▶ **INFORMATION PROVIDED**
● ● ●
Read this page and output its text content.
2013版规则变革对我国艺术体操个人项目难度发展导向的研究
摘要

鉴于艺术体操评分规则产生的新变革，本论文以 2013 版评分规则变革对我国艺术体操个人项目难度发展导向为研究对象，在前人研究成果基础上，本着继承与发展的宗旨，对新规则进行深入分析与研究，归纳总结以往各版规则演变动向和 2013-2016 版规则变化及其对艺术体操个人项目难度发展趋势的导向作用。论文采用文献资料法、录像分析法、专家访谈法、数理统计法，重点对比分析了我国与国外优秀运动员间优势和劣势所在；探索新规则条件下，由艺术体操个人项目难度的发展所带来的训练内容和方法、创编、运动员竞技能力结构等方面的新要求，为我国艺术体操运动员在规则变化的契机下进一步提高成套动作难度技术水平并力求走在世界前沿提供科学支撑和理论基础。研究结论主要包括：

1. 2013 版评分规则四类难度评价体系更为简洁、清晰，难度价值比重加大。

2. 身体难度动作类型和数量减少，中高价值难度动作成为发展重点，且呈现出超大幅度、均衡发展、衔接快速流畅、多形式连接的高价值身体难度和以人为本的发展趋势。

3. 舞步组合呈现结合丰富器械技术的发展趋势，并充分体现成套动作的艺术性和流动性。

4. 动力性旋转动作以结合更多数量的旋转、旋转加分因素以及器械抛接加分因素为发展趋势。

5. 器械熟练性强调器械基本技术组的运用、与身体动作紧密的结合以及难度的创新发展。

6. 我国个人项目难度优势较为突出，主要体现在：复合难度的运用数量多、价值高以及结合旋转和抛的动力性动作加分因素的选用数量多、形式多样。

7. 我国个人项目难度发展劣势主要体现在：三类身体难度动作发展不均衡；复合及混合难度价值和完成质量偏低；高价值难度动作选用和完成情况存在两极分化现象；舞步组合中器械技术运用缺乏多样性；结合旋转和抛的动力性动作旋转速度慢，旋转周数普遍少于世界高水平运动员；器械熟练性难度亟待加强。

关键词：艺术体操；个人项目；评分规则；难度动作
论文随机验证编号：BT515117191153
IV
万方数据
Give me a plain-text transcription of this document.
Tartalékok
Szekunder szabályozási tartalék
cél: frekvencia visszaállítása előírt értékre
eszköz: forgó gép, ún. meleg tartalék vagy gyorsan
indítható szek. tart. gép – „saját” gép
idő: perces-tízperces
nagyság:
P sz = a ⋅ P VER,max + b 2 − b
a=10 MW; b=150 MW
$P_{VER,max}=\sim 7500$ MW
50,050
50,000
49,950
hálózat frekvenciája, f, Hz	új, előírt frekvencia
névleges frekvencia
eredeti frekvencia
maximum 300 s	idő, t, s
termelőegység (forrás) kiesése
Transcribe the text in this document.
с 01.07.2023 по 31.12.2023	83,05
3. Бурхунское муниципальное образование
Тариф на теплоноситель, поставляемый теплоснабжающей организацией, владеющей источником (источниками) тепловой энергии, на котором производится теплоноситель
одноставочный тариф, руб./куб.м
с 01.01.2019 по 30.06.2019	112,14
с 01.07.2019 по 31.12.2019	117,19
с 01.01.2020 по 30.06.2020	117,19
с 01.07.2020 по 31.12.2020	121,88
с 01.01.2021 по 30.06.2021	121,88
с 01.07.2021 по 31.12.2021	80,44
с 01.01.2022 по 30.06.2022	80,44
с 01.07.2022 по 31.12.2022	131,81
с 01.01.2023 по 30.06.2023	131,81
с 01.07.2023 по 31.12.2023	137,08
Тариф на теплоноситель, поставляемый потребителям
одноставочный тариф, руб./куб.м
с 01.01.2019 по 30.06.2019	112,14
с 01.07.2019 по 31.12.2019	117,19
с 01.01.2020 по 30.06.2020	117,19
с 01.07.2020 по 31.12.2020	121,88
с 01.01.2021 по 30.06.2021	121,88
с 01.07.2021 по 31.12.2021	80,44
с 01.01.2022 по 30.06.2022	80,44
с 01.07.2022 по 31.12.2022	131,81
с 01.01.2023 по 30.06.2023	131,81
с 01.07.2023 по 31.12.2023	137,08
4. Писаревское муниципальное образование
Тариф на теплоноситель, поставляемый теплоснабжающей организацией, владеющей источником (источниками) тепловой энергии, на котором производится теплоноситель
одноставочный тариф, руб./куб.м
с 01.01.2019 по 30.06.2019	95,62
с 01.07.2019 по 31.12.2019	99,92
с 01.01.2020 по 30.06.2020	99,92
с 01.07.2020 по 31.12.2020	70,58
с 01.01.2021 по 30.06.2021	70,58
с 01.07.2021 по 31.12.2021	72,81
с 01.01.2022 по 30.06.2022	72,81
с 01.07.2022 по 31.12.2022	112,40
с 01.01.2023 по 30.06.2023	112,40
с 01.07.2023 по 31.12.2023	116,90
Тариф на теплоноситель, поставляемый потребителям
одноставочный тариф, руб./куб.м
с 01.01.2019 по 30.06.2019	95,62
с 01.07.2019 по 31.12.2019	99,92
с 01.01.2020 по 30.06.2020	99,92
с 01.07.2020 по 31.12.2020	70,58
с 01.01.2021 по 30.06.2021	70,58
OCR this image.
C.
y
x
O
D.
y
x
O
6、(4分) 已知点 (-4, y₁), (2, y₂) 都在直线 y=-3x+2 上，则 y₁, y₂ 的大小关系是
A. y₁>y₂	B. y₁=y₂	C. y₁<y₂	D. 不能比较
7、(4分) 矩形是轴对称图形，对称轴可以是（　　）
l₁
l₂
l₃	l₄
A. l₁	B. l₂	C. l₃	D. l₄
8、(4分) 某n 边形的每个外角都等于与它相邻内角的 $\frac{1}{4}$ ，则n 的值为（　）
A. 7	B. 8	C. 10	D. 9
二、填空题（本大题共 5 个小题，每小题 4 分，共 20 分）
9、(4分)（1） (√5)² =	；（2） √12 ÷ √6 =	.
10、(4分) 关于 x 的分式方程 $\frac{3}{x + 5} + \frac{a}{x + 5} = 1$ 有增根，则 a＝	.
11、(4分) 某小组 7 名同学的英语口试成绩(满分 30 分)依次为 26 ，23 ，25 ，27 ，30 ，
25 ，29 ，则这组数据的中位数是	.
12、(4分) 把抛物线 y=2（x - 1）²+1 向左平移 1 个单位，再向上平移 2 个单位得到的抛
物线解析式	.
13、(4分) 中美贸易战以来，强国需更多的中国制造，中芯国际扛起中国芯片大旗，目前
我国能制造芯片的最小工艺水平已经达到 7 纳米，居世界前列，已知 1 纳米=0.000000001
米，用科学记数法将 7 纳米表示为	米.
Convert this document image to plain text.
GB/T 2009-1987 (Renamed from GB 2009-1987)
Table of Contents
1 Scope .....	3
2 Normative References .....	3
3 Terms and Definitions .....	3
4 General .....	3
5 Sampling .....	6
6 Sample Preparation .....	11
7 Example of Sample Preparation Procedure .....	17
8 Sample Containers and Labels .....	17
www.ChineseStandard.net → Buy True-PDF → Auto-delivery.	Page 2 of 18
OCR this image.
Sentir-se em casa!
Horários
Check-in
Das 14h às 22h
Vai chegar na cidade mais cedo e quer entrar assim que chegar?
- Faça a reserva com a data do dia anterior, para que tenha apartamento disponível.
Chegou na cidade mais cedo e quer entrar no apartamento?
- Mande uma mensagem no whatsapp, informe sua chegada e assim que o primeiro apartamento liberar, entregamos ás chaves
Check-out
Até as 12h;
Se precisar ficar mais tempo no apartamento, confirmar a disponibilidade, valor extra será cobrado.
● ● ●
Transcribe every entry exactly, omitting nothing.

▶ **SOLUTION**
Read this page and output its text content.
2013版规则变革对我国艺术体操个人项目难度发展导向的研究
摘要

鉴于艺术体操评分规则产生的新变革，本论文以 2013 版评分规则变革对我国艺术体操个人项目难度发展导向为研究对象，在前人研究成果基础上，本着继承与发展的宗旨，对新规则进行深入分析与研究，归纳总结以往各版规则演变动向和 2013-2016 版规则变化及其对艺术体操个人项目难度发展趋势的导向作用。论文采用文献资料法、录像分析法、专家访谈法、数理统计法，重点对比分析了我国与国外优秀运动员间优势和劣势所在；探索新规则条件下，由艺术体操个人项目难度的发展所带来的训练内容和方法、创编、运动员竞技能力结构等方面的新要求，为我国艺术体操运动员在规则变化的契机下进一步提高成套动作难度技术水平并力求走在世界前沿提供科学支撑和理论基础。研究结论主要包括：

1. 2013 版评分规则四类难度评价体系更为简洁、清晰，难度价值比重加大。

2. 身体难度动作类型和数量减少，中高价值难度动作成为发展重点，且呈现出超大幅度、均衡发展、衔接快速流畅、多形式连接的高价值身体难度和以人为本的发展趋势。

3. 舞步组合呈现结合丰富器械技术的发展趋势，并充分体现成套动作的艺术性和流动性。

4. 动力性旋转动作以结合更多数量的旋转、旋转加分因素以及器械抛接加分因素为发展趋势。

5. 器械熟练性强调器械基本技术组的运用、与身体动作紧密的结合以及难度的创新发展。

6. 我国个人项目难度优势较为突出，主要体现在：复合难度的运用数量多、价值高以及结合旋转和抛的动力性动作加分因素的选用数量多、形式多样。

7. 我国个人项目难度发展劣势主要体现在：三类身体难度动作发展不均衡；复合及混合难度价值和完成质量偏低；高价值难度动作选用和完成情况存在两极分化现象；舞步组合中器械技术运用缺乏多样性；结合旋转和抛的动力性动作旋转速度慢，旋转周数普遍少于世界高水平运动员；器械熟练性难度亟待加强。

关键词：艺术体操；个人项目；评分规则；难度动作
论文随机验证编号：BT515117191153
IV
万方数据
Give me a plain-text transcription of this document.
Tartalékok
Szekunder szabályozási tartalék
cél: frekvencia visszaállítása előírt értékre
eszköz: forgó gép, ún. meleg tartalék vagy gyorsan
indítható szek. tart. gép – „saját” gép
idő: perces-tízperces
nagyság:
P sz = a ⋅ P VER,max + b 2 − b
a=10 MW; b=150 MW
$P_{VER,max}=\sim 7500$ MW
50,050
50,000
49,950
hálózat frekvenciája, f, Hz	új, előírt frekvencia
névleges frekvencia
eredeti frekvencia
maximum 300 s	idő, t, s
termelőegység (forrás) kiesése
Transcribe the text in this document.
с 01.07.2023 по 31.12.2023	83,05
3. Бурхунское муниципальное образование
Тариф на теплоноситель, поставляемый теплоснабжающей организацией, владеющей источником (источниками) тепловой энергии, на котором производится теплоноситель
одноставочный тариф, руб./куб.м
с 01.01.2019 по 30.06.2019	112,14
с 01.07.2019 по 31.12.2019	117,19
с 01.01.2020 по 30.06.2020	117,19
с 01.07.2020 по 31.12.2020	121,88
с 01.01.2021 по 30.06.2021	121,88
с 01.07.2021 по 31.12.2021	80,44
с 01.01.2022 по 30.06.2022	80,44
с 01.07.2022 по 31.12.2022	131,81
с 01.01.2023 по 30.06.2023	131,81
с 01.07.2023 по 31.12.2023	137,08
Тариф на теплоноситель, поставляемый потребителям
одноставочный тариф, руб./куб.м
с 01.01.2019 по 30.06.2019	112,14
с 01.07.2019 по 31.12.2019	117,19
с 01.01.2020 по 30.06.2020	117,19
с 01.07.2020 по 31.12.2020	121,88
с 01.01.2021 по 30.06.2021	121,88
с 01.07.2021 по 31.12.2021	80,44
с 01.01.2022 по 30.06.2022	80,44
с 01.07.2022 по 31.12.2022	131,81
с 01.01.2023 по 30.06.2023	131,81
с 01.07.2023 по 31.12.2023	137,08
4. Писаревское муниципальное образование
Тариф на теплоноситель, поставляемый теплоснабжающей организацией, владеющей источником (источниками) тепловой энергии, на котором производится теплоноситель
одноставочный тариф, руб./куб.м
с 01.01.2019 по 30.06.2019	95,62
с 01.07.2019 по 31.12.2019	99,92
с 01.01.2020 по 30.06.2020	99,92
с 01.07.2020 по 31.12.2020	70,58
с 01.01.2021 по 30.06.2021	70,58
с 01.07.2021 по 31.12.2021	72,81
с 01.01.2022 по 30.06.2022	72,81
с 01.07.2022 по 31.12.2022	112,40
с 01.01.2023 по 30.06.2023	112,40
с 01.07.2023 по 31.12.2023	116,90
Тариф на теплоноситель, поставляемый потребителям
одноставочный тариф, руб./куб.м
с 01.01.2019 по 30.06.2019	95,62
с 01.07.2019 по 31.12.2019	99,92
с 01.01.2020 по 30.06.2020	99,92
с 01.07.2020 по 31.12.2020	70,58
с 01.01.2021 по 30.06.2021	70,58
OCR this image.
C.
y
x
O
D.
y
x
O
6、(4分) 已知点 (-4, y₁), (2, y₂) 都在直线 y=-3x+2 上，则 y₁, y₂ 的大小关系是
A. y₁>y₂	B. y₁=y₂	C. y₁<y₂	D. 不能比较
7、(4分) 矩形是轴对称图形，对称轴可以是（　　）
l₁
l₂
l₃	l₄
A. l₁	B. l₂	C. l₃	D. l₄
8、(4分) 某n 边形的每个外角都等于与它相邻内角的 $\frac{1}{4}$ ，则n 的值为（　）
A. 7	B. 8	C. 10	D. 9
二、填空题（本大题共 5 个小题，每小题 4 分，共 20 分）
9、(4分)（1） (√5)² =	；（2） √12 ÷ √6 =	.
10、(4分) 关于 x 的分式方程 $\frac{3}{x + 5} + \frac{a}{x + 5} = 1$ 有增根，则 a＝	.
11、(4分) 某小组 7 名同学的英语口试成绩(满分 30 分)依次为 26 ，23 ，25 ，27 ，30 ，
25 ，29 ，则这组数据的中位数是	.
12、(4分) 把抛物线 y=2（x - 1）²+1 向左平移 1 个单位，再向上平移 2 个单位得到的抛
物线解析式	.
13、(4分) 中美贸易战以来，强国需更多的中国制造，中芯国际扛起中国芯片大旗，目前
我国能制造芯片的最小工艺水平已经达到 7 纳米，居世界前列，已知 1 纳米=0.000000001
米，用科学记数法将 7 纳米表示为	米.
Convert this document image to plain text.
GB/T 2009-1987 (Renamed from GB 2009-1987)
Table of Contents
1 Scope .....	3
2 Normative References .....	3
3 Terms and Definitions .....	3
4 General .....	3
5 Sampling .....	6
6 Sample Preparation .....	11
7 Example of Sample Preparation Procedure .....	17
8 Sample Containers and Labels .....	17
www.ChineseStandard.net → Buy True-PDF → Auto-delivery.	Page 2 of 18
OCR this image.
Sentir-se em casa!
Horários
Check-in
Das 14h às 22h
Vai chegar na cidade mais cedo e quer entrar assim que chegar?
- Faça a reserva com a data do dia anterior, para que tenha apartamento disponível.
Chegou na cidade mais cedo e quer entrar no apartamento?
- Mande uma mensagem no whatsapp, informe sua chegada e assim que o primeiro apartamento liberar, entregamos ás chaves
Check-out
Até as 12h;
Se precisar ficar mais tempo no apartamento, confirmar a disponibilidade, valor extra será cobrado.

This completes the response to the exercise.